BEGIN Data for this task
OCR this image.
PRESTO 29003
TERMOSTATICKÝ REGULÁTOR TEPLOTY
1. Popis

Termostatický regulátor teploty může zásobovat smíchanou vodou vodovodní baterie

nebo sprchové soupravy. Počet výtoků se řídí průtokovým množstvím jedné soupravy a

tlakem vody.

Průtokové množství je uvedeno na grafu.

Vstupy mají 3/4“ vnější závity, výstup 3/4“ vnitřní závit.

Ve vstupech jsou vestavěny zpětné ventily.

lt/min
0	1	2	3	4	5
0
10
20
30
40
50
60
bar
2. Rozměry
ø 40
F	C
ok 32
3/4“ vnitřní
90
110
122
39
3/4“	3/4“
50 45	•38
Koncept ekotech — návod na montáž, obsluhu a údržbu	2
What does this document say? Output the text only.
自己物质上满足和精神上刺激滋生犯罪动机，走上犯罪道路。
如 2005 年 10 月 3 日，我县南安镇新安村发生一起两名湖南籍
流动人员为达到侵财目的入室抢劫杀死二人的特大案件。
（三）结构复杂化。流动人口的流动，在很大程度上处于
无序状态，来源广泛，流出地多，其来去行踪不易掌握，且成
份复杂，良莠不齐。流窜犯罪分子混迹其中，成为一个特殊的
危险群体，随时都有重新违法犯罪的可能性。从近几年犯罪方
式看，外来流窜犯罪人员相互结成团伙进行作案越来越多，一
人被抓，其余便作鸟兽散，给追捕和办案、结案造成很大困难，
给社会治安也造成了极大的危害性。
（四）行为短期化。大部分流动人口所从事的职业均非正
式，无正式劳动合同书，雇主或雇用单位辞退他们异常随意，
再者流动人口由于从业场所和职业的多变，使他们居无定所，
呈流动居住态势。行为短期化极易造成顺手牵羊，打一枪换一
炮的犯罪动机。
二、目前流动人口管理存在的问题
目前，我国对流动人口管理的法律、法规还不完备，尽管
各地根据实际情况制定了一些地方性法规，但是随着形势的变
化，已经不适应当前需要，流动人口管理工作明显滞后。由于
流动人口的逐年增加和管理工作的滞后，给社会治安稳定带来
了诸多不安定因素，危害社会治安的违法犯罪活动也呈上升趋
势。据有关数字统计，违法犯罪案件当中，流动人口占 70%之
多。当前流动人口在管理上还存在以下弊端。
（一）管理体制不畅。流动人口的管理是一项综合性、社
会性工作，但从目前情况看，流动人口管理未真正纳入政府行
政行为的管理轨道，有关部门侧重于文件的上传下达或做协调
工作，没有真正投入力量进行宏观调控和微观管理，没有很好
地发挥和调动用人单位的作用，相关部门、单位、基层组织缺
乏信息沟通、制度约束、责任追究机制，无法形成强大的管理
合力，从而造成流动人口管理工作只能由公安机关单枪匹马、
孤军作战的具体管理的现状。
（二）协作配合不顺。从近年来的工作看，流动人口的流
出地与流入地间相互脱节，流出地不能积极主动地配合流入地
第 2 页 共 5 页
END Data for this task
» **Exercise requirements**
Make an exact copy of the listing, including every line.

» **The output**
OCR this image.
PRESTO 29003
TERMOSTATICKÝ REGULÁTOR TEPLOTY
1. Popis

Termostatický regulátor teploty může zásobovat smíchanou vodou vodovodní baterie

nebo sprchové soupravy. Počet výtoků se řídí průtokovým množstvím jedné soupravy a

tlakem vody.

Průtokové množství je uvedeno na grafu.

Vstupy mají 3/4“ vnější závity, výstup 3/4“ vnitřní závit.

Ve vstupech jsou vestavěny zpětné ventily.

lt/min
0	1	2	3	4	5
0
10
20
30
40
50
60
bar
2. Rozměry
ø 40
F	C
ok 32
3/4“ vnitřní
90
110
122
39
3/4“	3/4“
50 45	•38
Koncept ekotech — návod na montáž, obsluhu a údržbu	2
What does this document say? Output the text only.
自己物质上满足和精神上刺激滋生犯罪动机，走上犯罪道路。
如 2005 年 10 月 3 日，我县南安镇新安村发生一起两名湖南籍
流动人员为达到侵财目的入室抢劫杀死二人的特大案件。
（三）结构复杂化。流动人口的流动，在很大程度上处于
无序状态，来源广泛，流出地多，其来去行踪不易掌握，且成
份复杂，良莠不齐。流窜犯罪分子混迹其中，成为一个特殊的
危险群体，随时都有重新违法犯罪的可能性。从近几年犯罪方
式看，外来流窜犯罪人员相互结成团伙进行作案越来越多，一
人被抓，其余便作鸟兽散，给追捕和办案、结案造成很大困难，
给社会治安也造成了极大的危害性。
（四）行为短期化。大部分流动人口所从事的职业均非正
式，无正式劳动合同书，雇主或雇用单位辞退他们异常随意，
再者流动人口由于从业场所和职业的多变，使他们居无定所，
呈流动居住态势。行为短期化极易造成顺手牵羊，打一枪换一
炮的犯罪动机。
二、目前流动人口管理存在的问题
目前，我国对流动人口管理的法律、法规还不完备，尽管
各地根据实际情况制定了一些地方性法规，但是随着形势的变
化，已经不适应当前需要，流动人口管理工作明显滞后。由于
流动人口的逐年增加和管理工作的滞后，给社会治安稳定带来
了诸多不安定因素，危害社会治安的违法犯罪活动也呈上升趋
势。据有关数字统计，违法犯罪案件当中，流动人口占 70%之
多。当前流动人口在管理上还存在以下弊端。
（一）管理体制不畅。流动人口的管理是一项综合性、社
会性工作，但从目前情况看，流动人口管理未真正纳入政府行
政行为的管理轨道，有关部门侧重于文件的上传下达或做协调
工作，没有真正投入力量进行宏观调控和微观管理，没有很好
地发挥和调动用人单位的作用，相关部门、单位、基层组织缺
乏信息沟通、制度约束、责任追究机制，无法形成强大的管理
合力，从而造成流动人口管理工作只能由公安机关单枪匹马、
孤军作战的具体管理的现状。
（二）协作配合不顺。从近年来的工作看，流动人口的流
出地与流入地间相互脱节，流出地不能积极主动地配合流入地
第 2 页 共 5 页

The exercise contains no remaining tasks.